Segment Start: Data section
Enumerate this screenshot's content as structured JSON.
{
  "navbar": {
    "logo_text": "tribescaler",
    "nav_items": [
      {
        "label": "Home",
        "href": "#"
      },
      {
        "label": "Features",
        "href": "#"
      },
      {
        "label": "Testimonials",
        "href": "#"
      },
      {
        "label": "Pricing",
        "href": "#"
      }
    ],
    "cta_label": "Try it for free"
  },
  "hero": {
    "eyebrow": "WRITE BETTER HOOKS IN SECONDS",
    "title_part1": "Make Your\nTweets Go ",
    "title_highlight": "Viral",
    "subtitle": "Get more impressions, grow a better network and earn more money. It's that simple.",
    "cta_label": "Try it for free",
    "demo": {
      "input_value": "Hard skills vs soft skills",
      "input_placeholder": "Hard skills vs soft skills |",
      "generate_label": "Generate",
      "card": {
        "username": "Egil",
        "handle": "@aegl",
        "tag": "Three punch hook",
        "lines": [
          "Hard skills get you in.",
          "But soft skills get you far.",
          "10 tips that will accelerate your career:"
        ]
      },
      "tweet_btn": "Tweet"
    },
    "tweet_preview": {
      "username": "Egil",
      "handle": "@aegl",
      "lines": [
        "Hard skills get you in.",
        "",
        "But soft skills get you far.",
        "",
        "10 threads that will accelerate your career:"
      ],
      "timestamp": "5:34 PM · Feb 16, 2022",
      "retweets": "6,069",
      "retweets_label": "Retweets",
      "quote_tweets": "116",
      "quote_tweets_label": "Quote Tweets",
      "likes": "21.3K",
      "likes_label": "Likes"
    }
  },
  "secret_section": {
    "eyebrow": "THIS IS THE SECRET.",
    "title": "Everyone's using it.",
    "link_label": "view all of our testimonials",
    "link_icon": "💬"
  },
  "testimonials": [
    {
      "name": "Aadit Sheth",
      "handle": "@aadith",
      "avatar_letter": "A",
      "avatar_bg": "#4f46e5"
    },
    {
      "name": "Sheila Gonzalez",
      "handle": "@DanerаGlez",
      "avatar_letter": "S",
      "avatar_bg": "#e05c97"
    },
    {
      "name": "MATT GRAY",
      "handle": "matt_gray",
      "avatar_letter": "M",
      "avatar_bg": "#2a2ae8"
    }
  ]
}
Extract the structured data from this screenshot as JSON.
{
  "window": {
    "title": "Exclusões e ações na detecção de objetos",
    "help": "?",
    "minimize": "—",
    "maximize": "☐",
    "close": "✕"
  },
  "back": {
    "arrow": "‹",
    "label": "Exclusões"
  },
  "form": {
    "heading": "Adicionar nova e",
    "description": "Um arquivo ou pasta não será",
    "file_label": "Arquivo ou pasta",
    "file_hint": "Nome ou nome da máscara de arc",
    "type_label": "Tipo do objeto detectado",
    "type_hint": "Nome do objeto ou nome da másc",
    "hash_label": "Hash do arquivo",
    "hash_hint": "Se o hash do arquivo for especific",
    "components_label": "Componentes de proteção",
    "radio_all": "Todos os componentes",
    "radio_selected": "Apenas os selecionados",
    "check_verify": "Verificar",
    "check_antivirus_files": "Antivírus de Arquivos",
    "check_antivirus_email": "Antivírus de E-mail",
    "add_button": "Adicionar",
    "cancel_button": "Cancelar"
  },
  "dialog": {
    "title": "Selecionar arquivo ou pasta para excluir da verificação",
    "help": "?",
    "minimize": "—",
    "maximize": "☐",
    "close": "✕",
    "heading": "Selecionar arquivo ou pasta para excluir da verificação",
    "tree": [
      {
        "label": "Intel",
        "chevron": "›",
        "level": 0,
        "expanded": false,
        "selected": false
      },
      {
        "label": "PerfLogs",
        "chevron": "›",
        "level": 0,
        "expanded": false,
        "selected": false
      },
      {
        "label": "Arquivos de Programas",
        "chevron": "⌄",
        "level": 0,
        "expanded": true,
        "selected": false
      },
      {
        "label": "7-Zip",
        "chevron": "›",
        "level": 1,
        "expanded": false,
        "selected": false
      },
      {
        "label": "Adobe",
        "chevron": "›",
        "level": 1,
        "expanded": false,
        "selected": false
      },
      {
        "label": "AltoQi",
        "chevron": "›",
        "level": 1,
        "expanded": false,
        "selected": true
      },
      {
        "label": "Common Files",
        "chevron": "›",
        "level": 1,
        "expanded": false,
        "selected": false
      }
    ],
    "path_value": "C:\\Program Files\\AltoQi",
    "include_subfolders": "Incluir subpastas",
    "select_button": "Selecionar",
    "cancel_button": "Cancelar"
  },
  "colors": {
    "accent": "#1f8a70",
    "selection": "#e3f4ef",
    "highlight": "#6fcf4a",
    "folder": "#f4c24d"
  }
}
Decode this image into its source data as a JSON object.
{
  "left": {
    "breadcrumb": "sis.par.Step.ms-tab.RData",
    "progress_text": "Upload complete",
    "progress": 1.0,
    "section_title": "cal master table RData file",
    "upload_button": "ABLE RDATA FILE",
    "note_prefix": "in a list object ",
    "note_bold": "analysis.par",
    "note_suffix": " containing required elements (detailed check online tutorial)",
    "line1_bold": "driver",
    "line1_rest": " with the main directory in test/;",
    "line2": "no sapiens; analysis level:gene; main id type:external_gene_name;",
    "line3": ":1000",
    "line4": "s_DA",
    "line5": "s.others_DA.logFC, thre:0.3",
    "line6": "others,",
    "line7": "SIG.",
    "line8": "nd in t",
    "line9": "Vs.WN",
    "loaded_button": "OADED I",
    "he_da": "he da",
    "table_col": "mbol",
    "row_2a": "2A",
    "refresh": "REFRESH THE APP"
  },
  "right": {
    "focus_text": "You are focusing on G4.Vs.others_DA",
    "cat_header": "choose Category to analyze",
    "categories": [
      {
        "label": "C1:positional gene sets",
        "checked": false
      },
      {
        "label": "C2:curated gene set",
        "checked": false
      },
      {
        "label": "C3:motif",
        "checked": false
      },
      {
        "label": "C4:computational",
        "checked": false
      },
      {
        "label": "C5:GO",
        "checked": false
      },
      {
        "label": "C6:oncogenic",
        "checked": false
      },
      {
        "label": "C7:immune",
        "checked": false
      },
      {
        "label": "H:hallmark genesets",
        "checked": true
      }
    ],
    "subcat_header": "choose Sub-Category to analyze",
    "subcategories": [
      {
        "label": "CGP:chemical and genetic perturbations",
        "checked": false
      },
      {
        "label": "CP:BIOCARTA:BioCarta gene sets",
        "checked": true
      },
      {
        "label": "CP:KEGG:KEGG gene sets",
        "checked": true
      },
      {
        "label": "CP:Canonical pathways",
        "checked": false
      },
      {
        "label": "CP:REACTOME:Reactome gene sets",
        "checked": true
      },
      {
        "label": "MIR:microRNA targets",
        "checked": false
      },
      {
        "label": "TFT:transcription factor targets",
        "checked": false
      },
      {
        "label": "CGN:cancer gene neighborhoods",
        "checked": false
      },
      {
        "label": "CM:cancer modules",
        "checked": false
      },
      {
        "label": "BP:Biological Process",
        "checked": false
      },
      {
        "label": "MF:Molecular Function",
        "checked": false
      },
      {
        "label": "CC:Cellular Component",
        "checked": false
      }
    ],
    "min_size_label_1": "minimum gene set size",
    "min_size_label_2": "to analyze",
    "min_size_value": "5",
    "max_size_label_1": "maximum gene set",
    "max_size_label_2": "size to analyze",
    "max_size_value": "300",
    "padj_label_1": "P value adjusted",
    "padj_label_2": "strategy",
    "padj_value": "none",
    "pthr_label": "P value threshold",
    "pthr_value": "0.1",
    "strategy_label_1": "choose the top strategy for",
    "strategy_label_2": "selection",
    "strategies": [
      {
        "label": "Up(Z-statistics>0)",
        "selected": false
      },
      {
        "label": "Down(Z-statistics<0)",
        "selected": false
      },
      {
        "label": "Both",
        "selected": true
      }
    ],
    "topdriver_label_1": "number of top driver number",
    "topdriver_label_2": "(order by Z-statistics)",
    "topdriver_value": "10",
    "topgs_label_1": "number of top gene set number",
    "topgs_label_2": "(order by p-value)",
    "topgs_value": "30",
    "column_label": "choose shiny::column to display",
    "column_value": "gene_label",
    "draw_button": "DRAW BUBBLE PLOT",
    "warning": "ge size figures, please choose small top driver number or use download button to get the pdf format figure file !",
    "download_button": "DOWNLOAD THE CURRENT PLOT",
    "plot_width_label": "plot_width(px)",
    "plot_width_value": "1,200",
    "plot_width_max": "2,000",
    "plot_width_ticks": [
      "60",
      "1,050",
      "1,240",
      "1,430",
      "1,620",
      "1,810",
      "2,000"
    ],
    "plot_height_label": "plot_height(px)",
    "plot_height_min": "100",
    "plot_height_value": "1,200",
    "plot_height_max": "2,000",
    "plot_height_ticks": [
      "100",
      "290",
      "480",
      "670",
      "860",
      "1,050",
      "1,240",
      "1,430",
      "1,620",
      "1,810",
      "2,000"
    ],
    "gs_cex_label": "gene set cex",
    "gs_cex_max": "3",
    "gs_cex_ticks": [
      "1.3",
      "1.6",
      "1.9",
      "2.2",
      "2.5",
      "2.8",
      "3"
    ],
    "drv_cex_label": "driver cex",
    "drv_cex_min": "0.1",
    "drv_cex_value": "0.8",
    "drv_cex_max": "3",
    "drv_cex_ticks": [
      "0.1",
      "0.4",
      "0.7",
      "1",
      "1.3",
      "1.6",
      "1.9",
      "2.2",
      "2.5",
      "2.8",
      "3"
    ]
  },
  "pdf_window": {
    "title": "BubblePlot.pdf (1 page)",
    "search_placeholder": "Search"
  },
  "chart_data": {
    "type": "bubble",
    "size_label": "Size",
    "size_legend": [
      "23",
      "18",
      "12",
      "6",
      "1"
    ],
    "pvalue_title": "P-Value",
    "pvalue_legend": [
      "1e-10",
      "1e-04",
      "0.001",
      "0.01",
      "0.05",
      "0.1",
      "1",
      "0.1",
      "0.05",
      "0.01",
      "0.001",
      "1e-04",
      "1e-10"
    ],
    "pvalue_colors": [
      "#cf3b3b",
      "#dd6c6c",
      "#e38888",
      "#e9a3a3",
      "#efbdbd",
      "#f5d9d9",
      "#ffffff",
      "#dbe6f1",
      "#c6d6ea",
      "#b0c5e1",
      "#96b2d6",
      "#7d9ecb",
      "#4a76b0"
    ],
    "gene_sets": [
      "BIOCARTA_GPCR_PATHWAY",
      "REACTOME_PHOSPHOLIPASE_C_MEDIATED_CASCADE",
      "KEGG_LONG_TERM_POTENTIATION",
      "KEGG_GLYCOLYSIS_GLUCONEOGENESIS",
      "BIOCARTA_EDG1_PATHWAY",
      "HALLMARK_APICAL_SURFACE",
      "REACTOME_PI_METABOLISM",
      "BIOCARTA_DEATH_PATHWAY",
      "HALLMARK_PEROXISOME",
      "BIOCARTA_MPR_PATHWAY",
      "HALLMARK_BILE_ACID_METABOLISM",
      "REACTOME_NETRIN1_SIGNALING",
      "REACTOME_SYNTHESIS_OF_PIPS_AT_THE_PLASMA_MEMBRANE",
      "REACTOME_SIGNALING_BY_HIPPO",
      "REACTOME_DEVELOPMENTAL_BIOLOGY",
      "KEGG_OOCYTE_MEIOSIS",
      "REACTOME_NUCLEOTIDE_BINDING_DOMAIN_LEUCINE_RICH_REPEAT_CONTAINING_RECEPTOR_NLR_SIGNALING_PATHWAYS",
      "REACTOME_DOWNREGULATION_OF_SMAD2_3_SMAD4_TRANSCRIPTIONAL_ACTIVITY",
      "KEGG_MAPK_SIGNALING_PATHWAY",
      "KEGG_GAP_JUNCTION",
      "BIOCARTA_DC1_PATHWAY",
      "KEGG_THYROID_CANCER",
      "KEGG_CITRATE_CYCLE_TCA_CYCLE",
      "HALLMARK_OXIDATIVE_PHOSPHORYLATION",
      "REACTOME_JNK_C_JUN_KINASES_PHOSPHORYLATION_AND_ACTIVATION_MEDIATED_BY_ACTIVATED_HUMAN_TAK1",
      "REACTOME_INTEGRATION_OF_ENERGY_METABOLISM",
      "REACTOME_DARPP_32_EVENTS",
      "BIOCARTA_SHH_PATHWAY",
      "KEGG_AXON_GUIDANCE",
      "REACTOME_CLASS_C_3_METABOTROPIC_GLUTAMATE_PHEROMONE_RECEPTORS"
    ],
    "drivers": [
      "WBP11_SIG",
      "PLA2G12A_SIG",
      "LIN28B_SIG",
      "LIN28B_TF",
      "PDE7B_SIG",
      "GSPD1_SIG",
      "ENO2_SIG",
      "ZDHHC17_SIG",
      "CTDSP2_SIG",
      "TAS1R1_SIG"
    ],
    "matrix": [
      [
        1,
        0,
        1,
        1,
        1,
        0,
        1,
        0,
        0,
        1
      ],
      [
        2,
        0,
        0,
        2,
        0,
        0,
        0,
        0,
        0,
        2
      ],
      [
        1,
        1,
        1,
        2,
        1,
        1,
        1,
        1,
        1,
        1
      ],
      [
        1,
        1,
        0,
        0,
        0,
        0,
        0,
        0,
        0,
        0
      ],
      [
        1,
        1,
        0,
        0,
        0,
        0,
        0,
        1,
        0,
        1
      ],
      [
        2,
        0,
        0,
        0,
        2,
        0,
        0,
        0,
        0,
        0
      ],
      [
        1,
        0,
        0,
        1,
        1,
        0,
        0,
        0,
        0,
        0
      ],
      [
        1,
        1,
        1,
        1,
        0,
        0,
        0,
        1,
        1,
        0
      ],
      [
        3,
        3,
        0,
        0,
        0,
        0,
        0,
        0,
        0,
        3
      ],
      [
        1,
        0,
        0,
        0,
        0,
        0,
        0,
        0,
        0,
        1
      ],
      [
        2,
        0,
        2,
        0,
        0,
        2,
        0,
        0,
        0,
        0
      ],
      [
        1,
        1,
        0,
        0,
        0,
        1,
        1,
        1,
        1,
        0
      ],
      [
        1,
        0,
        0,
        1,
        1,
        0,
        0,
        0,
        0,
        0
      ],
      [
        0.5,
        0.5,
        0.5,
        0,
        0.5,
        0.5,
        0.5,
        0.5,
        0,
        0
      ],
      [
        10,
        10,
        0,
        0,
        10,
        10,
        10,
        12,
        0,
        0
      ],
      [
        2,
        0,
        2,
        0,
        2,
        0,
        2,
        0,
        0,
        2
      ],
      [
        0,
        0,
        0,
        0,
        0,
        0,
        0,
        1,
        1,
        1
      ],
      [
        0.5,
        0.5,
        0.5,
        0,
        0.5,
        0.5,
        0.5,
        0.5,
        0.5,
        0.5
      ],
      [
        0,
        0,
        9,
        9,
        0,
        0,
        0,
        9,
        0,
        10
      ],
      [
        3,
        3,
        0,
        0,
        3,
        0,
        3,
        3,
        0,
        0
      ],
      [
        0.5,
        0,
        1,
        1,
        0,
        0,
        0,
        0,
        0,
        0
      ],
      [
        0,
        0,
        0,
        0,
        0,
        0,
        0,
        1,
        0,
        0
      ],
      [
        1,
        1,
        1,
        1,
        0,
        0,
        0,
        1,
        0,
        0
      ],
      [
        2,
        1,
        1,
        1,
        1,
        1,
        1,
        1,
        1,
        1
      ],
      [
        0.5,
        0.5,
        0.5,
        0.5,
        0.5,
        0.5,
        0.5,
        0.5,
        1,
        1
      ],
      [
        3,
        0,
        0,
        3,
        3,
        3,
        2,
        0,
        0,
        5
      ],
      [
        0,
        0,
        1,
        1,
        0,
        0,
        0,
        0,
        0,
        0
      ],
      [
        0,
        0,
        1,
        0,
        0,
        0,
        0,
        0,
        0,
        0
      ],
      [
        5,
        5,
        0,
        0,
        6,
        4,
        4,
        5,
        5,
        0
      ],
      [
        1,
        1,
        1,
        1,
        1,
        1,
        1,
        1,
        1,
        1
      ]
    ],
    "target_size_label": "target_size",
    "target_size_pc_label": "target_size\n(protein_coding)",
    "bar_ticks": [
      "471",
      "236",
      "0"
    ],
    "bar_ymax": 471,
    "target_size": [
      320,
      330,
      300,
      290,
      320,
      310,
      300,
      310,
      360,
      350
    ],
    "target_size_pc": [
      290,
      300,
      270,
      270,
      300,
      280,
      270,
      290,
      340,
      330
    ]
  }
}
Segment End: Data section
Exercise aim. Go through the data, and copy each line in which the word "that" appears.

Expected answer.
    "subtitle": "Get more impressions, grow a better network and earn more money. It's that simple.",
          "10 tips that will accelerate your career:"
        "10 threads that will accelerate your career:"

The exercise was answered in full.